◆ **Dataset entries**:

- - -

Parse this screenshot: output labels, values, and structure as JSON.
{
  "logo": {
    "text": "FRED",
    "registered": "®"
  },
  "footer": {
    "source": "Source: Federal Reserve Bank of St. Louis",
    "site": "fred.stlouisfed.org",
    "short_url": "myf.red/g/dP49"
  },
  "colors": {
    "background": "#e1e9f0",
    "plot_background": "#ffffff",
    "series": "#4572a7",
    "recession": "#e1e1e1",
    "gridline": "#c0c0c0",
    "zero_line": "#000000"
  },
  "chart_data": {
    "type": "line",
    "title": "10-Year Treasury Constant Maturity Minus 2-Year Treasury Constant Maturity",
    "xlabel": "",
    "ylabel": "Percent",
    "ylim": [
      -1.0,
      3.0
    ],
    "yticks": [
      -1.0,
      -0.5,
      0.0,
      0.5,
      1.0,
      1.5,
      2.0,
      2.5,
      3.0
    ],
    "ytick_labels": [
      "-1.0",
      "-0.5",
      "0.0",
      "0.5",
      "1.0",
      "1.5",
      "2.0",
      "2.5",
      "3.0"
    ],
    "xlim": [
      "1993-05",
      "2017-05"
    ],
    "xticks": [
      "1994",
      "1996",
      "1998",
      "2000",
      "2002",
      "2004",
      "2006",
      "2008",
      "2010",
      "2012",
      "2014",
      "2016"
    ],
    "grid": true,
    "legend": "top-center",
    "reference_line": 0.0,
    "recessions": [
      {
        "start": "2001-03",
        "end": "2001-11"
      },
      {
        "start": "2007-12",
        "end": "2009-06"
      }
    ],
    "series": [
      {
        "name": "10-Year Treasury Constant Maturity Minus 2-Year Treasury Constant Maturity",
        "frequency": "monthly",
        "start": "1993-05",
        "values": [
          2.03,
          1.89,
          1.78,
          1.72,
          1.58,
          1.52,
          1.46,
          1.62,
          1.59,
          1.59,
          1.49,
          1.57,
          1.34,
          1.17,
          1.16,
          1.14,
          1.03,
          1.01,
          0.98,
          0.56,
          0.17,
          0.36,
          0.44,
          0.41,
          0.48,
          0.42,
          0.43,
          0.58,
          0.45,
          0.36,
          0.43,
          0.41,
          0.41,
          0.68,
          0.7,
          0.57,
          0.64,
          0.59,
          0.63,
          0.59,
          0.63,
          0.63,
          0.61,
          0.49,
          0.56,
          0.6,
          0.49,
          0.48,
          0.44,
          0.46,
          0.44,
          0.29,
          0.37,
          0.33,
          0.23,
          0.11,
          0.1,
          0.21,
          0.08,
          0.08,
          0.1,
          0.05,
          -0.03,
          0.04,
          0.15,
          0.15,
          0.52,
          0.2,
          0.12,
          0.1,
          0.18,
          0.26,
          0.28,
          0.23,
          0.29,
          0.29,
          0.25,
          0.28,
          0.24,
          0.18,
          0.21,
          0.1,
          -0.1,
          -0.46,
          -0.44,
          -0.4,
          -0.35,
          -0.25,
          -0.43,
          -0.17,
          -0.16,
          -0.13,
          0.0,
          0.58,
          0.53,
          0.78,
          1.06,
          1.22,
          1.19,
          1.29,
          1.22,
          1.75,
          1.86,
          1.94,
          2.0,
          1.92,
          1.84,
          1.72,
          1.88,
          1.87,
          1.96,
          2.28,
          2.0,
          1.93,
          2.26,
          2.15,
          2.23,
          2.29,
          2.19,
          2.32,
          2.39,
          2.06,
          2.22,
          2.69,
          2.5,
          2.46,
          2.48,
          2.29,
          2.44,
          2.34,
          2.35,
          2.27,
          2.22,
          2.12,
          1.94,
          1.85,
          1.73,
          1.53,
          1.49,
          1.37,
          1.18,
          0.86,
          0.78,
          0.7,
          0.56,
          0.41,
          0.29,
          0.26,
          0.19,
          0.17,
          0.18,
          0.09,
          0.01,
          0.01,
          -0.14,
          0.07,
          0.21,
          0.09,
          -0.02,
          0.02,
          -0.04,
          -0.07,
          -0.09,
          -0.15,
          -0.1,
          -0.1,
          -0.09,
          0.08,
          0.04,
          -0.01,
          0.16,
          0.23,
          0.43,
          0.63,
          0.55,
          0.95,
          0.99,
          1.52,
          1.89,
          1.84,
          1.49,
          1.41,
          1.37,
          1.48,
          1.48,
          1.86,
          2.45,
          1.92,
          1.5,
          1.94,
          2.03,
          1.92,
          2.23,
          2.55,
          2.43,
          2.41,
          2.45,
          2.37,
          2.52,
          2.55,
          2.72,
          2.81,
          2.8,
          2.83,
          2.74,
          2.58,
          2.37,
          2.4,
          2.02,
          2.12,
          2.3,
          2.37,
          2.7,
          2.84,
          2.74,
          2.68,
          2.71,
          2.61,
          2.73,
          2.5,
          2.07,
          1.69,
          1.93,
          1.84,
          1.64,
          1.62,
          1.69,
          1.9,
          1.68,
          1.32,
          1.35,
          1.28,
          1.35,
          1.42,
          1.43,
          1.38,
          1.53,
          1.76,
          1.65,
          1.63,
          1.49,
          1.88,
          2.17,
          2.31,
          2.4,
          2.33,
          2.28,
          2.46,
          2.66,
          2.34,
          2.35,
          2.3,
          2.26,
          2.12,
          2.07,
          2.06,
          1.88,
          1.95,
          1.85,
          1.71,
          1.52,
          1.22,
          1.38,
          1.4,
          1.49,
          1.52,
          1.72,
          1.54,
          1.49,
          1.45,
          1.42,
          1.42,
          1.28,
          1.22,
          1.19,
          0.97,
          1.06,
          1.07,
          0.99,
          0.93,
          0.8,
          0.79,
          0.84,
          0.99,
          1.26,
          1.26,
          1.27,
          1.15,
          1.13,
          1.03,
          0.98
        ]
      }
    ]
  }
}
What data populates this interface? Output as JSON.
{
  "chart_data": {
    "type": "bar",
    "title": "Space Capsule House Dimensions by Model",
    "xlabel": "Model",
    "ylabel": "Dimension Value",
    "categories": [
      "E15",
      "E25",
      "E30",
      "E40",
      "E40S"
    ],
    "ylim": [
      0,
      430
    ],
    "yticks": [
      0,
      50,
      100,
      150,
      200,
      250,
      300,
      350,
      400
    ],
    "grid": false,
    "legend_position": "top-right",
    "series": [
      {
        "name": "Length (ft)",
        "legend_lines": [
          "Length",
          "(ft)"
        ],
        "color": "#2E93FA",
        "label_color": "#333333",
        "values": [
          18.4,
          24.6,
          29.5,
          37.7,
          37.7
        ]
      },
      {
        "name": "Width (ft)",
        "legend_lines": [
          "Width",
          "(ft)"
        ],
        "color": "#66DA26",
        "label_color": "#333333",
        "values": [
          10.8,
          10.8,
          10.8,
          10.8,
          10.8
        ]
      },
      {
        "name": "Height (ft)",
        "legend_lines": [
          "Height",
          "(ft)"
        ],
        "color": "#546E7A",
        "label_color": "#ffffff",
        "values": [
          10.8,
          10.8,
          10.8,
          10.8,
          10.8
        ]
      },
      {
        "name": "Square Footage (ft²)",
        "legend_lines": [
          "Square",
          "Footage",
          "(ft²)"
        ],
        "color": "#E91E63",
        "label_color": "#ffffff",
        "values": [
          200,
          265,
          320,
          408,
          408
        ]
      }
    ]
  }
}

- - -

◆ **To do**:
Copy every line of the listing that includes the string "JSON".

◆ **Expected output**:
Parse this screenshot: output labels, values, and structure as JSON.
What data populates this interface? Output as JSON.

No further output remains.